How many of these lines hold the string "Epidemiological"? Answer with the number only.

□ □ □ □

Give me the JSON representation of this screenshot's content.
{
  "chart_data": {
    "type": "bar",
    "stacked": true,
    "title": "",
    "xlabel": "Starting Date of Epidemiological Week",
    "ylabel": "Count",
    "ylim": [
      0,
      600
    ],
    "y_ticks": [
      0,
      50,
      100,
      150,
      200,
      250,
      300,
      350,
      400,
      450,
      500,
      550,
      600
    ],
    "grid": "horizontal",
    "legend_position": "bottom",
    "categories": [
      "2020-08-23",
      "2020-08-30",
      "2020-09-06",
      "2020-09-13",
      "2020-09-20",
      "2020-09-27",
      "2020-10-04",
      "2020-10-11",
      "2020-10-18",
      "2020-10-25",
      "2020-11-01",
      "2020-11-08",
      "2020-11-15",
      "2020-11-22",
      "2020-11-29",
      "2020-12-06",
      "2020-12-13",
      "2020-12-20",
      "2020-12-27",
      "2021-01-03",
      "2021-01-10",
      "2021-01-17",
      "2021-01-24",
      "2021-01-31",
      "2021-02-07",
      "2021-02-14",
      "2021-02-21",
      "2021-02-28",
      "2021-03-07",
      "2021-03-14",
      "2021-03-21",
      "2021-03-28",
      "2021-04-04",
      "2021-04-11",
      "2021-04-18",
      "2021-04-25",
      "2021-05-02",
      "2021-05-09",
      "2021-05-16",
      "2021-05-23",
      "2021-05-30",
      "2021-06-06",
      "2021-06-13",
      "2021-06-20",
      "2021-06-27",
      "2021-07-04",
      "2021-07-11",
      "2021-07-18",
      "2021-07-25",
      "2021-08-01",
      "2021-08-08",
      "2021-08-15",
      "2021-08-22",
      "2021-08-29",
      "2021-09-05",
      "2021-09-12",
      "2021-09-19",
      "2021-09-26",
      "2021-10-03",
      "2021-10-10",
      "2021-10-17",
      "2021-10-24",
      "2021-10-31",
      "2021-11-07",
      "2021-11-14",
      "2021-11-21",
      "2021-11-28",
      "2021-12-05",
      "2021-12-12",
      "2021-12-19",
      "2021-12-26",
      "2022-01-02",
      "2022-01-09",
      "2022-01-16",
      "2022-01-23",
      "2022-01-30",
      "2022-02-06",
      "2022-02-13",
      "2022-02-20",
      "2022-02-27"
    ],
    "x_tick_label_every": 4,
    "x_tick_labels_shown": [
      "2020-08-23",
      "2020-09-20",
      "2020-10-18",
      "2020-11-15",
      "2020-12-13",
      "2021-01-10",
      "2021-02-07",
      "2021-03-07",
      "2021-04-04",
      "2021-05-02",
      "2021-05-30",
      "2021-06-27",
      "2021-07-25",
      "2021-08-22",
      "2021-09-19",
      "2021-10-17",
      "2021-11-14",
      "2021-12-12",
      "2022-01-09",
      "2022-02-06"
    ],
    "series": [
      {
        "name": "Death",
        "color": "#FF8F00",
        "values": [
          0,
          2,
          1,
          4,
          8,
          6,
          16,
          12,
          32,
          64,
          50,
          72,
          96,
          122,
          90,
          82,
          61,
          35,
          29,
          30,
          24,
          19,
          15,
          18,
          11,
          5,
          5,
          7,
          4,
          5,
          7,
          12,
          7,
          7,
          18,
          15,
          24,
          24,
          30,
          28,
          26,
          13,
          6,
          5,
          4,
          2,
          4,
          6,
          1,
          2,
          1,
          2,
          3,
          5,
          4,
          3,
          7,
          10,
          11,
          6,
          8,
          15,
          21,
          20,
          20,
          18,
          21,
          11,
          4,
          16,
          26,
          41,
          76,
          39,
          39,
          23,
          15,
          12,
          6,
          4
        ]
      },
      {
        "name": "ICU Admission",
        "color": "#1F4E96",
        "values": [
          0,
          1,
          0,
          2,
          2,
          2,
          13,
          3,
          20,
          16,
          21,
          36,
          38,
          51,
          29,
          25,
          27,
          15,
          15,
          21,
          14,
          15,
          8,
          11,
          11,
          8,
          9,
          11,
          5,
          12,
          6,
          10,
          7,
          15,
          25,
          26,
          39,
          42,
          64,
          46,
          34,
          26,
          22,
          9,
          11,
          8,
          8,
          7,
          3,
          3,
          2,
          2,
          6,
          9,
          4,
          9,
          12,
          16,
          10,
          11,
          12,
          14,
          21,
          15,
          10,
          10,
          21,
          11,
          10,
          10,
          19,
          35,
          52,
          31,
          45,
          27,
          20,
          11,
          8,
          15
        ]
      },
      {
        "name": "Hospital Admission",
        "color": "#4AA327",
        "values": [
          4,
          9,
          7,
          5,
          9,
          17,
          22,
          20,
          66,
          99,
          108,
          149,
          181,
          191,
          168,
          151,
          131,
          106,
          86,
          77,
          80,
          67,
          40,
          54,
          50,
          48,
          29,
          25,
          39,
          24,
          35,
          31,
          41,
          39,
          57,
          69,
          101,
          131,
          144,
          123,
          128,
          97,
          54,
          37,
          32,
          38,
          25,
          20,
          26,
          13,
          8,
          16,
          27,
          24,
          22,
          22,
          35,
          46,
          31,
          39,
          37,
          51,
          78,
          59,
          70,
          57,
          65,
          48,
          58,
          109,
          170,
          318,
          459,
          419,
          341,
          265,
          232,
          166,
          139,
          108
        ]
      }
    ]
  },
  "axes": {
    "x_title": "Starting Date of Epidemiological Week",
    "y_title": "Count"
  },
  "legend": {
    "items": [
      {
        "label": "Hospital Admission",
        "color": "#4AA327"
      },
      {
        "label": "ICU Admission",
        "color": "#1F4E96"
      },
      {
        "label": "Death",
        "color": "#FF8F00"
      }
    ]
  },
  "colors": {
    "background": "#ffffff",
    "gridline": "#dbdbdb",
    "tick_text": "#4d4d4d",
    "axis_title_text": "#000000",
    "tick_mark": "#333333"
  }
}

□ □ □ □

▸ Expected answer: 2